[What to work on]
Each record below should be output verbatim, without pictures.

[Data provided]

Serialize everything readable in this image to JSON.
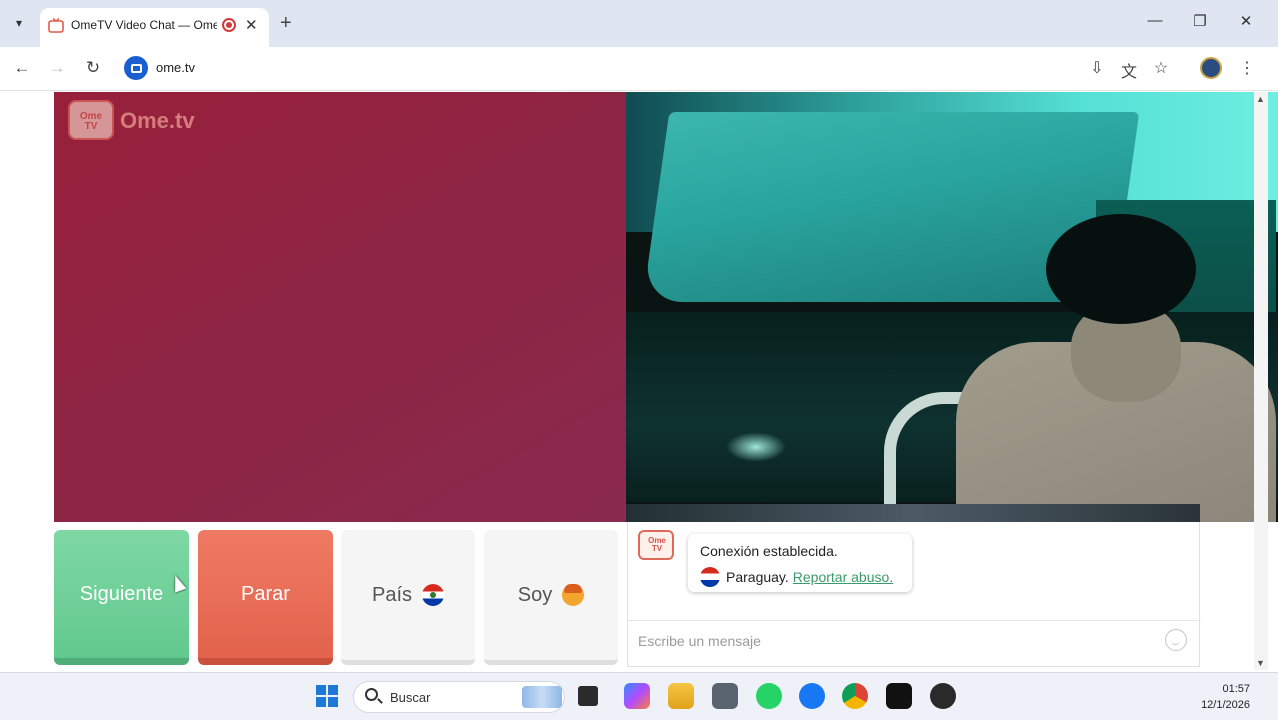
{
  "browser": {
    "tab_title": "OmeTV Video Chat — Ome",
    "new_tab": "+",
    "url": "ome.tv"
  },
  "page": {
    "logo_text": "Ome.tv",
    "logo_badge": "Ome TV",
    "buttons": {
      "next": "Siguiente",
      "stop": "Parar",
      "country": "País",
      "sex": "Soy"
    },
    "chat": {
      "logo_badge": "Ome TV",
      "message_line1": "Conexión establecida.",
      "country_name": "Paraguay.",
      "report_link": "Reportar abuso.",
      "input_placeholder": "Escribe un mensaje"
    }
  },
  "taskbar": {
    "search_placeholder": "Buscar",
    "time": "01:57",
    "date": "12/1/2026"
  },
  "colors": {
    "next": "#6fd19a",
    "stop": "#e86d55",
    "link": "#3a9a6a",
    "left_video": "#8e2443"
  }
}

[Full solution]
Serialize everything readable in this image to JSON.
{
  "browser": {
    "tab_title": "OmeTV Video Chat — Ome",
    "new_tab": "+",
    "url": "ome.tv"
  },
  "page": {
    "logo_text": "Ome.tv",
    "logo_badge": "Ome TV",
    "buttons": {
      "next": "Siguiente",
      "stop": "Parar",
      "country": "País",
      "sex": "Soy"
    },
    "chat": {
      "logo_badge": "Ome TV",
      "message_line1": "Conexión establecida.",
      "country_name": "Paraguay.",
      "report_link": "Reportar abuso.",
      "input_placeholder": "Escribe un mensaje"
    }
  },
  "taskbar": {
    "search_placeholder": "Buscar",
    "time": "01:57",
    "date": "12/1/2026"
  },
  "colors": {
    "next": "#6fd19a",
    "stop": "#e86d55",
    "link": "#3a9a6a",
    "left_video": "#8e2443"
  }
}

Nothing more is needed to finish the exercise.